### WHAT YOU NEED TO DO
Reproduce the listing word for word. Skip any image.

Records excerpted from a collection:
------------------------------
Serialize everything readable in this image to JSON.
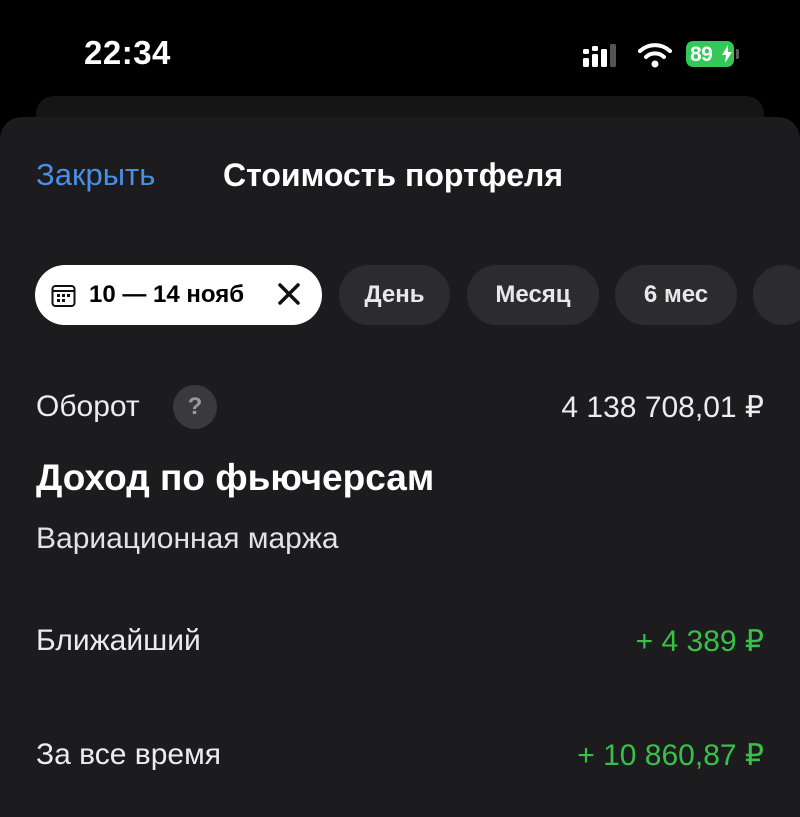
{
  "status_bar": {
    "time": "22:34",
    "battery": "89",
    "battery_color": "#34c759"
  },
  "sheet": {
    "close_label": "Закрыть",
    "title": "Стоимость портфеля",
    "accent_color": "#4a8fe6"
  },
  "periods": {
    "active": {
      "label": "10 — 14 нояб",
      "icon": "calendar-icon",
      "clear_icon": "close-icon"
    },
    "options": [
      "День",
      "Месяц",
      "6 мес"
    ]
  },
  "turnover": {
    "label": "Оборот",
    "help": "?",
    "value": "4 138 708,01 ₽"
  },
  "futures": {
    "title": "Доход по фьючерсам",
    "subtitle": "Вариационная маржа",
    "positive_color": "#3bbf4b",
    "rows": [
      {
        "label": "Ближайший",
        "value": "+ 4 389 ₽"
      },
      {
        "label": "За все время",
        "value": "+ 10 860,87 ₽"
      }
    ]
  }
}
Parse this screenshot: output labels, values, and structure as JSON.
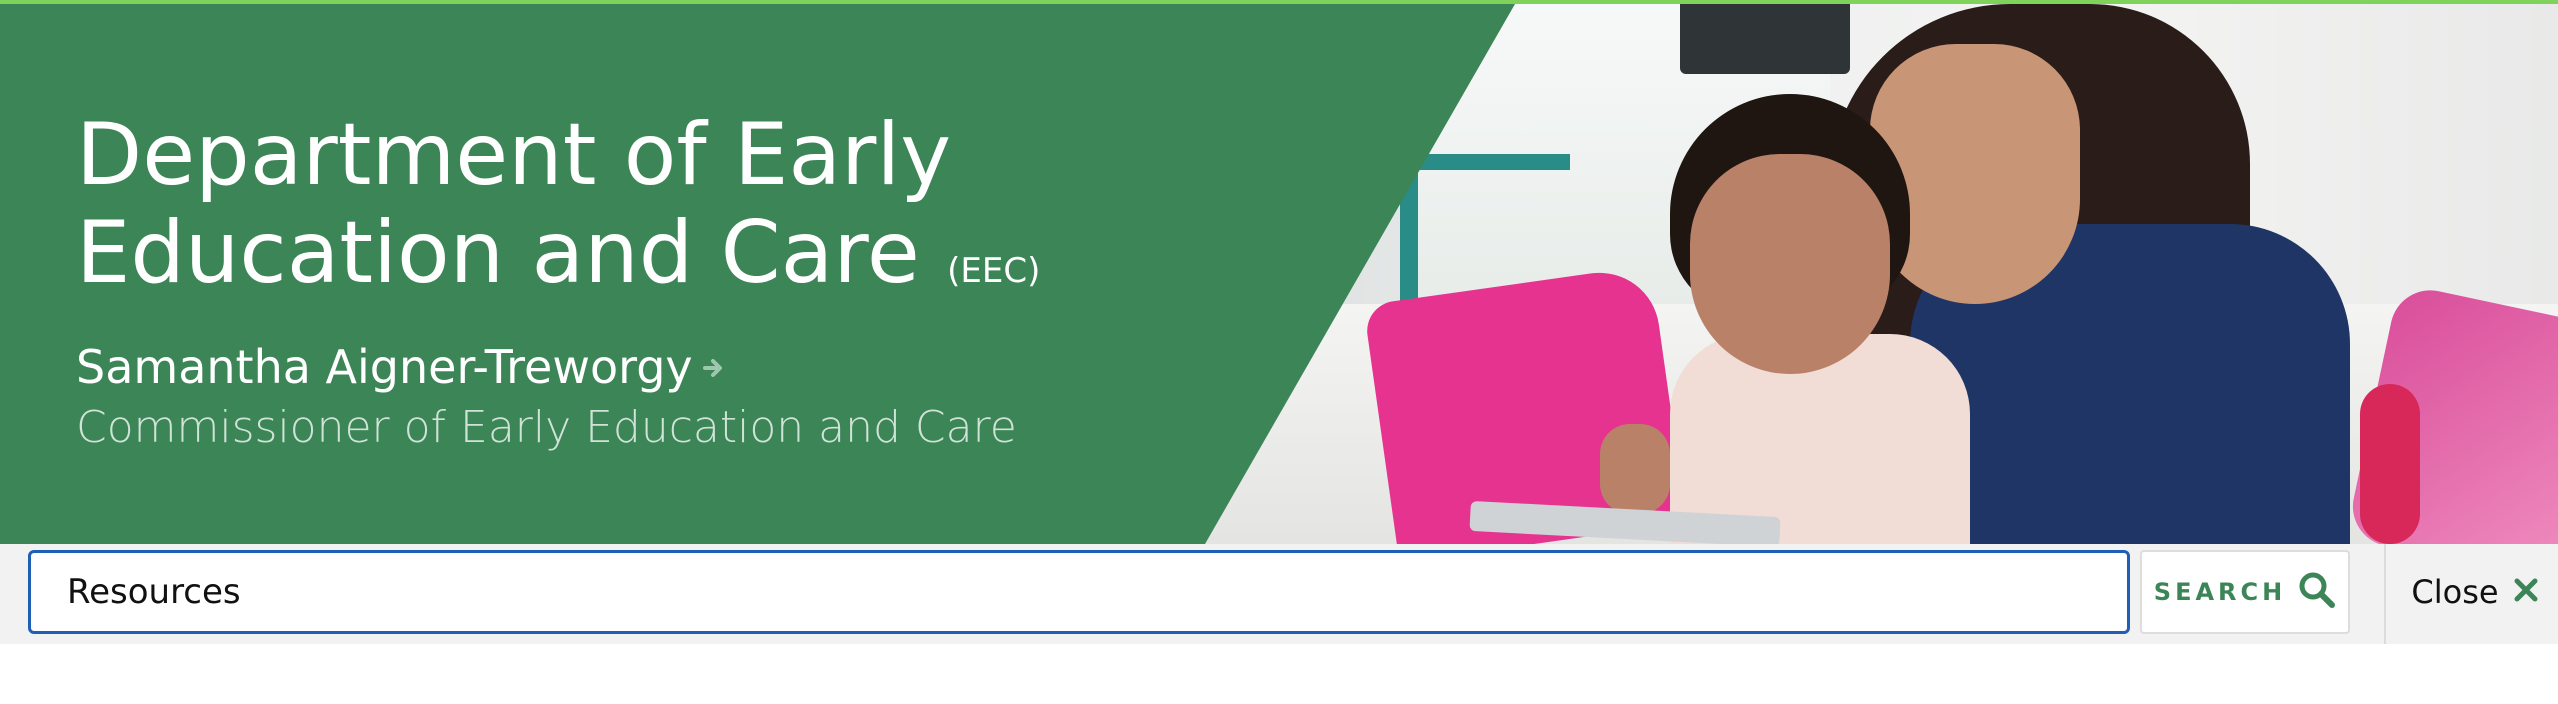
{
  "header": {
    "title_line1": "Department of Early",
    "title_line2": "Education and Care",
    "title_abbr": "(EEC)",
    "person_name": "Samantha Aigner-Treworgy",
    "person_role": "Commissioner of Early Education and Care"
  },
  "search": {
    "value": "Resources",
    "button_label": "SEARCH",
    "close_label": "Close"
  },
  "colors": {
    "panel_green": "#3c8557",
    "input_border": "#1f5fb5",
    "accent_line": "#7fd35a"
  },
  "icons": {
    "search": "search-icon",
    "close": "close-icon",
    "arrow": "arrow-right-icon"
  }
}
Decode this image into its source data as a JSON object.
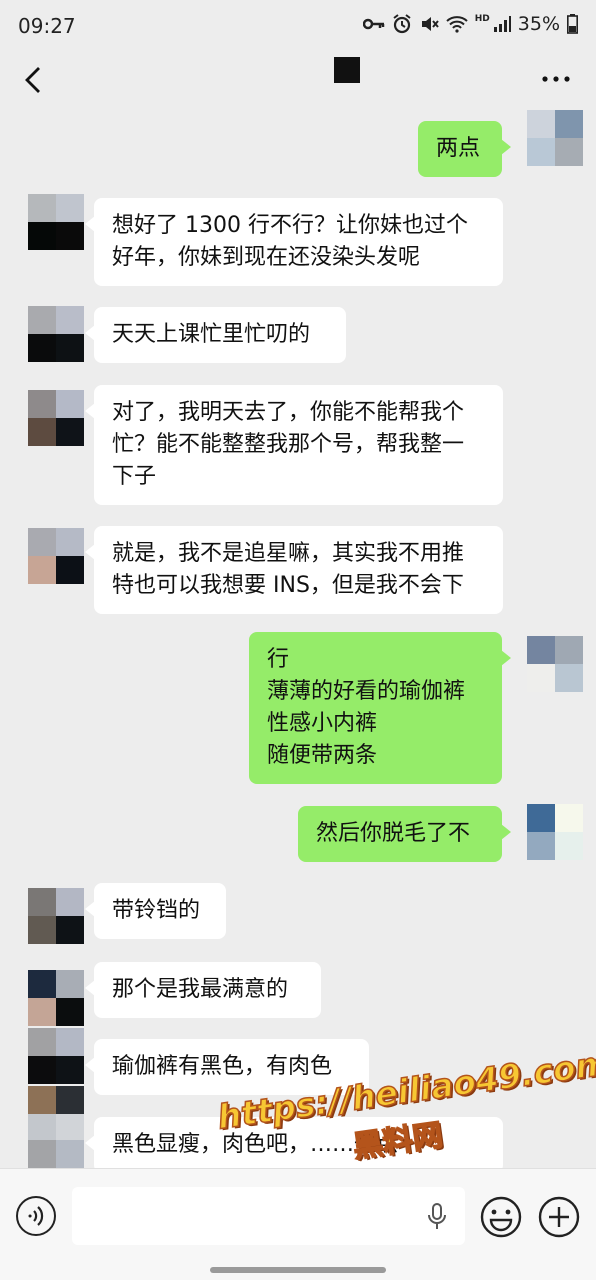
------------------------------
### WRITTEN RESPONSE
Serialize everything readable in this image to JSON.
{
  "status_bar": {
    "time": "22:34",
    "battery": "89",
    "battery_color": "#34c759"
  },
  "sheet": {
    "close_label": "Закрыть",
    "title": "Стоимость портфеля",
    "accent_color": "#4a8fe6"
  },
  "periods": {
    "active": {
      "label": "10 — 14 нояб",
      "icon": "calendar-icon",
      "clear_icon": "close-icon"
    },
    "options": [
      "День",
      "Месяц",
      "6 мес"
    ]
  },
  "turnover": {
    "label": "Оборот",
    "help": "?",
    "value": "4 138 708,01 ₽"
  },
  "futures": {
    "title": "Доход по фьючерсам",
    "subtitle": "Вариационная маржа",
    "positive_color": "#3bbf4b",
    "rows": [
      {
        "label": "Ближайший",
        "value": "+ 4 389 ₽"
      },
      {
        "label": "За все время",
        "value": "+ 10 860,87 ₽"
      }
    ]
  }
}
Parse this screenshot: output labels, values, and structure as JSON.
{
  "header": {
    "title_line1": "Department of Early",
    "title_line2": "Education and Care",
    "title_abbr": "(EEC)",
    "person_name": "Samantha Aigner-Treworgy",
    "person_role": "Commissioner of Early Education and Care"
  },
  "search": {
    "value": "Resources",
    "button_label": "SEARCH",
    "close_label": "Close"
  },
  "colors": {
    "panel_green": "#3c8557",
    "input_border": "#1f5fb5",
    "accent_line": "#7fd35a"
  },
  "icons": {
    "search": "search-icon",
    "close": "close-icon",
    "arrow": "arrow-right-icon"
  }
}
Decode this image into its source data as a JSON object.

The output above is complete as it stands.